Stated exercise: Under this task are some entries; return every one of them exactly.
★ ★ ★ ★ ★
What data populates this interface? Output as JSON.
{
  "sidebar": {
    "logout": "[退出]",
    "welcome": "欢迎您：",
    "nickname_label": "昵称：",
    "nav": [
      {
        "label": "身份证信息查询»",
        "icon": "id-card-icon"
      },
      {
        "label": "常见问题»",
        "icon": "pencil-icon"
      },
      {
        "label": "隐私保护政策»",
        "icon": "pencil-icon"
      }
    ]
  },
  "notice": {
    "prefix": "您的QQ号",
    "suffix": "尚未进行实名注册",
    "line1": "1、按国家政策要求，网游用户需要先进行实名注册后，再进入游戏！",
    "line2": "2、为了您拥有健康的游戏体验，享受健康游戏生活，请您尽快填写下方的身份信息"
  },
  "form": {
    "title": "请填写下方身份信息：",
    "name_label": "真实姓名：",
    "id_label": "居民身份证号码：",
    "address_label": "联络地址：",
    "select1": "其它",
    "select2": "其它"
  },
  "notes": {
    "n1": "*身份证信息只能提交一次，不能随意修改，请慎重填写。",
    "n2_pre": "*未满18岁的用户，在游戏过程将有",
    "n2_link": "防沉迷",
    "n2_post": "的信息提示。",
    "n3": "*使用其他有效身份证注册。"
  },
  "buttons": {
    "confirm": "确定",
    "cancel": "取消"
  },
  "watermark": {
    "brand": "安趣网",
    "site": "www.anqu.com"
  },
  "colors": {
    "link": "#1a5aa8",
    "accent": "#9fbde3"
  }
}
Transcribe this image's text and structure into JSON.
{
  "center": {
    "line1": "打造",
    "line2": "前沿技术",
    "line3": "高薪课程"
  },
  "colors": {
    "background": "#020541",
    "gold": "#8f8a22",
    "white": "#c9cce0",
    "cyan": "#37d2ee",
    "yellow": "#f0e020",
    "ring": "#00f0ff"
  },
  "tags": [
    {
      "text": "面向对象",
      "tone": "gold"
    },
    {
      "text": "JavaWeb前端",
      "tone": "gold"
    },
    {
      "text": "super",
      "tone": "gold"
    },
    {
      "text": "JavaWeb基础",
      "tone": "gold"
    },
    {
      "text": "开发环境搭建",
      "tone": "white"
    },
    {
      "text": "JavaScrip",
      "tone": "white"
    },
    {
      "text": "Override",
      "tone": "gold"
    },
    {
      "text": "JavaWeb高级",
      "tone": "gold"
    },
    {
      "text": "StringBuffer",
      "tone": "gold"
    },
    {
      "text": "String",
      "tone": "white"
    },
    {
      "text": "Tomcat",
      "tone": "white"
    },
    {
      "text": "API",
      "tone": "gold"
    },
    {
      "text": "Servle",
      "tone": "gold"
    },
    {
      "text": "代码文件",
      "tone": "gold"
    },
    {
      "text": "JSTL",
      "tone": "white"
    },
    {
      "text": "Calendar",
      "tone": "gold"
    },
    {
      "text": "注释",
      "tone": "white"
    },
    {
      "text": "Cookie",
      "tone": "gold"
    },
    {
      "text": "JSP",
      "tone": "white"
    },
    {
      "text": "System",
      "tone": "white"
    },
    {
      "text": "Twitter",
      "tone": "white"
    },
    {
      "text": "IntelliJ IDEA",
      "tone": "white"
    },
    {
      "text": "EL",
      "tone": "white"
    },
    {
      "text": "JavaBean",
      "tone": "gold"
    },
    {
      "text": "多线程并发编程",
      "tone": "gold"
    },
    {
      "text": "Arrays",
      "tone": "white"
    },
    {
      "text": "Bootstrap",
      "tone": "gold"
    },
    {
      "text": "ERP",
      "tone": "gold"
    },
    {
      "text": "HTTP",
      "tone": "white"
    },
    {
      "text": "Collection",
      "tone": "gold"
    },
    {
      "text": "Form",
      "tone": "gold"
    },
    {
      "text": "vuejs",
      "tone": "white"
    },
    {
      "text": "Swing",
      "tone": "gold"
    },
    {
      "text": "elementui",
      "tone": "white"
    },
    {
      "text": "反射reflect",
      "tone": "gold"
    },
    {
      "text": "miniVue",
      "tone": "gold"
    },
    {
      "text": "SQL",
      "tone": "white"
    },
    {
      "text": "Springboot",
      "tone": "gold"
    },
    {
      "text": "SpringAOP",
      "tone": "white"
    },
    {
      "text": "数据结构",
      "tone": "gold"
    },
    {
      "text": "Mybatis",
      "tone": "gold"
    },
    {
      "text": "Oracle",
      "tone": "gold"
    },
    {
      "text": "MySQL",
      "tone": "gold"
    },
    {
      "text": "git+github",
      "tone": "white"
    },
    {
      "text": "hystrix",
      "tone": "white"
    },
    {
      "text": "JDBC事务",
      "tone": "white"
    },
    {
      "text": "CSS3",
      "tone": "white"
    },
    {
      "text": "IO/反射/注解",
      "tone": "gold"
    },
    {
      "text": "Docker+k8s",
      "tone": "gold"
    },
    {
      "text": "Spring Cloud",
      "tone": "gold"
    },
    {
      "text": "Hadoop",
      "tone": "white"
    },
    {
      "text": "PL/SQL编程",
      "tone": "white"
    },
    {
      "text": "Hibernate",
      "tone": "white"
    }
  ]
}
★ ★ ★ ★ ★
Solution for this task:
What data populates this interface? Output as JSON.
{
  "sidebar": {
    "logout": "[退出]",
    "welcome": "欢迎您：",
    "nickname_label": "昵称：",
    "nav": [
      {
        "label": "身份证信息查询»",
        "icon": "id-card-icon"
      },
      {
        "label": "常见问题»",
        "icon": "pencil-icon"
      },
      {
        "label": "隐私保护政策»",
        "icon": "pencil-icon"
      }
    ]
  },
  "notice": {
    "prefix": "您的QQ号",
    "suffix": "尚未进行实名注册",
    "line1": "1、按国家政策要求，网游用户需要先进行实名注册后，再进入游戏！",
    "line2": "2、为了您拥有健康的游戏体验，享受健康游戏生活，请您尽快填写下方的身份信息"
  },
  "form": {
    "title": "请填写下方身份信息：",
    "name_label": "真实姓名：",
    "id_label": "居民身份证号码：",
    "address_label": "联络地址：",
    "select1": "其它",
    "select2": "其它"
  },
  "notes": {
    "n1": "*身份证信息只能提交一次，不能随意修改，请慎重填写。",
    "n2_pre": "*未满18岁的用户，在游戏过程将有",
    "n2_link": "防沉迷",
    "n2_post": "的信息提示。",
    "n3": "*使用其他有效身份证注册。"
  },
  "buttons": {
    "confirm": "确定",
    "cancel": "取消"
  },
  "watermark": {
    "brand": "安趣网",
    "site": "www.anqu.com"
  },
  "colors": {
    "link": "#1a5aa8",
    "accent": "#9fbde3"
  }
}
Transcribe this image's text and structure into JSON.
{
  "center": {
    "line1": "打造",
    "line2": "前沿技术",
    "line3": "高薪课程"
  },
  "colors": {
    "background": "#020541",
    "gold": "#8f8a22",
    "white": "#c9cce0",
    "cyan": "#37d2ee",
    "yellow": "#f0e020",
    "ring": "#00f0ff"
  },
  "tags": [
    {
      "text": "面向对象",
      "tone": "gold"
    },
    {
      "text": "JavaWeb前端",
      "tone": "gold"
    },
    {
      "text": "super",
      "tone": "gold"
    },
    {
      "text": "JavaWeb基础",
      "tone": "gold"
    },
    {
      "text": "开发环境搭建",
      "tone": "white"
    },
    {
      "text": "JavaScrip",
      "tone": "white"
    },
    {
      "text": "Override",
      "tone": "gold"
    },
    {
      "text": "JavaWeb高级",
      "tone": "gold"
    },
    {
      "text": "StringBuffer",
      "tone": "gold"
    },
    {
      "text": "String",
      "tone": "white"
    },
    {
      "text": "Tomcat",
      "tone": "white"
    },
    {
      "text": "API",
      "tone": "gold"
    },
    {
      "text": "Servle",
      "tone": "gold"
    },
    {
      "text": "代码文件",
      "tone": "gold"
    },
    {
      "text": "JSTL",
      "tone": "white"
    },
    {
      "text": "Calendar",
      "tone": "gold"
    },
    {
      "text": "注释",
      "tone": "white"
    },
    {
      "text": "Cookie",
      "tone": "gold"
    },
    {
      "text": "JSP",
      "tone": "white"
    },
    {
      "text": "System",
      "tone": "white"
    },
    {
      "text": "Twitter",
      "tone": "white"
    },
    {
      "text": "IntelliJ IDEA",
      "tone": "white"
    },
    {
      "text": "EL",
      "tone": "white"
    },
    {
      "text": "JavaBean",
      "tone": "gold"
    },
    {
      "text": "多线程并发编程",
      "tone": "gold"
    },
    {
      "text": "Arrays",
      "tone": "white"
    },
    {
      "text": "Bootstrap",
      "tone": "gold"
    },
    {
      "text": "ERP",
      "tone": "gold"
    },
    {
      "text": "HTTP",
      "tone": "white"
    },
    {
      "text": "Collection",
      "tone": "gold"
    },
    {
      "text": "Form",
      "tone": "gold"
    },
    {
      "text": "vuejs",
      "tone": "white"
    },
    {
      "text": "Swing",
      "tone": "gold"
    },
    {
      "text": "elementui",
      "tone": "white"
    },
    {
      "text": "反射reflect",
      "tone": "gold"
    },
    {
      "text": "miniVue",
      "tone": "gold"
    },
    {
      "text": "SQL",
      "tone": "white"
    },
    {
      "text": "Springboot",
      "tone": "gold"
    },
    {
      "text": "SpringAOP",
      "tone": "white"
    },
    {
      "text": "数据结构",
      "tone": "gold"
    },
    {
      "text": "Mybatis",
      "tone": "gold"
    },
    {
      "text": "Oracle",
      "tone": "gold"
    },
    {
      "text": "MySQL",
      "tone": "gold"
    },
    {
      "text": "git+github",
      "tone": "white"
    },
    {
      "text": "hystrix",
      "tone": "white"
    },
    {
      "text": "JDBC事务",
      "tone": "white"
    },
    {
      "text": "CSS3",
      "tone": "white"
    },
    {
      "text": "IO/反射/注解",
      "tone": "gold"
    },
    {
      "text": "Docker+k8s",
      "tone": "gold"
    },
    {
      "text": "Spring Cloud",
      "tone": "gold"
    },
    {
      "text": "Hadoop",
      "tone": "white"
    },
    {
      "text": "PL/SQL编程",
      "tone": "white"
    },
    {
      "text": "Hibernate",
      "tone": "white"
    }
  ]
}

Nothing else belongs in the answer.